*** STORED DATA ***

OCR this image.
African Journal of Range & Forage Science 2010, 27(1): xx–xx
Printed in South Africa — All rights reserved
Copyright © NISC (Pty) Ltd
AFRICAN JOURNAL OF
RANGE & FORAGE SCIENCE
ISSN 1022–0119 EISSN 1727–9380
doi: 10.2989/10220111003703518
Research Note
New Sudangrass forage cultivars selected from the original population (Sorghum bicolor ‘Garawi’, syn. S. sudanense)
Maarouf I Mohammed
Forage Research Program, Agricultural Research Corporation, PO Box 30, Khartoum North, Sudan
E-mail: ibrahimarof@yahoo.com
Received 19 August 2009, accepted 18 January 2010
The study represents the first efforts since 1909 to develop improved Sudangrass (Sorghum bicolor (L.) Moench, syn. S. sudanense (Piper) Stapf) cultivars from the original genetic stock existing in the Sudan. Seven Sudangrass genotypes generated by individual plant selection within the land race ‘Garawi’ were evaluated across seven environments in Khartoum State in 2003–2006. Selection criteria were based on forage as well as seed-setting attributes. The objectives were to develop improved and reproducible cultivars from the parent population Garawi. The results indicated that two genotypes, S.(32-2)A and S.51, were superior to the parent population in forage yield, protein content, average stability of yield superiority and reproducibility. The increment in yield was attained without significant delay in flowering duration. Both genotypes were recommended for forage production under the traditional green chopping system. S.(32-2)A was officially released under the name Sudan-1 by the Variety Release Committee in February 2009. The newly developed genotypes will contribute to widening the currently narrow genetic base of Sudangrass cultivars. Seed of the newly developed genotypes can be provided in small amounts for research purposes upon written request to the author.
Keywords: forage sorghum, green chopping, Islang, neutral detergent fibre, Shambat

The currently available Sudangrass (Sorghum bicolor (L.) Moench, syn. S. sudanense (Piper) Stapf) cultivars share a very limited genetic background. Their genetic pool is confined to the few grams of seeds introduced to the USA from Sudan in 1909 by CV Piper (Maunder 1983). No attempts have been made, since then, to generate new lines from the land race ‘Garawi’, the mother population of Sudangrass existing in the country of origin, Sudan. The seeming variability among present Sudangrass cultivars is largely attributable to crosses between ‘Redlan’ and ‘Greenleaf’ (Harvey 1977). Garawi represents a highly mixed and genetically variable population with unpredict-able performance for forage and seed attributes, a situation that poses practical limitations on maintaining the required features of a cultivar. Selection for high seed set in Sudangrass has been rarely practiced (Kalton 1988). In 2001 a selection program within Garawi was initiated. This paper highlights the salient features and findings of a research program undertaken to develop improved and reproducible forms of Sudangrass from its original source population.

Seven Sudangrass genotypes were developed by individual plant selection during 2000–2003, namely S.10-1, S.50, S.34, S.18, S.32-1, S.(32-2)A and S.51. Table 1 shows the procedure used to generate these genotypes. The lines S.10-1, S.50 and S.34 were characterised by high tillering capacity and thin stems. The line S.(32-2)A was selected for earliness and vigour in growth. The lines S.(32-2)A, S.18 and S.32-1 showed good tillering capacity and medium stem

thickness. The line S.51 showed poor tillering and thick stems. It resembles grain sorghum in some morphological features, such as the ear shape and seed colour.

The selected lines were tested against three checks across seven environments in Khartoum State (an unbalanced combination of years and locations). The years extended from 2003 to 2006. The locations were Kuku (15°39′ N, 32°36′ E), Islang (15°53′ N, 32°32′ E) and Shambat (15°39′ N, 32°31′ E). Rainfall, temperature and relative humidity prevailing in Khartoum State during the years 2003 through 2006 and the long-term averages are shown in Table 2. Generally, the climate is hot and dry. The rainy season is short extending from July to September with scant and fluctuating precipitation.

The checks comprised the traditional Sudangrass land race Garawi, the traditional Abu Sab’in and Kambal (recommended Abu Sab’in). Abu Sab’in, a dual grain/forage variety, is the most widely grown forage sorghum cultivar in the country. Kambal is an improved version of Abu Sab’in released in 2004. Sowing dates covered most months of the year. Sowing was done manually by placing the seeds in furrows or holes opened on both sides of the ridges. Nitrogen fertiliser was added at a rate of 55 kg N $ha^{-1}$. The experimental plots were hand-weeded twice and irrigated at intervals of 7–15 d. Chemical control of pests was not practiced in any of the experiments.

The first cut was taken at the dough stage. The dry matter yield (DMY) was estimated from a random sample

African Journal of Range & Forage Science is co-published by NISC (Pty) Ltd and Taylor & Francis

*** End of STORED DATA ***

■ WORK TO COMPLETE
For the word "country", find all matching lines in the entries above and copy them out.

■ TASK SOLUTION
The currently available Sudangrass (Sorghum bicolor (L.) Moench, syn. S. sudanense (Piper) Stapf) cultivars share a very limited genetic background. Their genetic pool is confined to the few grams of seeds introduced to the USA from Sudan in 1909 by CV Piper (Maunder 1983). No attempts have been made, since then, to generate new lines from the land race ‘Garawi’, the mother population of Sudangrass existing in the country of origin, Sudan. The seeming variability among present Sudangrass cultivars is largely attributable to crosses between ‘Redlan’ and ‘Greenleaf’ (Harvey 1977). Garawi represents a highly mixed and genetically variable population with unpredict-able performance for forage and seed attributes, a situation that poses practical limitations on maintaining the required features of a cultivar. Selection for high seed set in Sudangrass has been rarely practiced (Kalton 1988). In 2001 a selection program within Garawi was initiated. This paper highlights the salient features and findings of a research program undertaken to develop improved and reproducible forms of Sudangrass from its original source population.
The checks comprised the traditional Sudangrass land race Garawi, the traditional Abu Sab’in and Kambal (recommended Abu Sab’in). Abu Sab’in, a dual grain/forage variety, is the most widely grown forage sorghum cultivar in the country. Kambal is an improved version of Abu Sab’in released in 2004. Sowing dates covered most months of the year. Sowing was done manually by placing the seeds in furrows or holes opened on both sides of the ridges. Nitrogen fertiliser was added at a rate of 55 kg N $ha^{-1}$. The experimental plots were hand-weeded twice and irrigated at intervals of 7–15 d. Chemical control of pests was not practiced in any of the experiments.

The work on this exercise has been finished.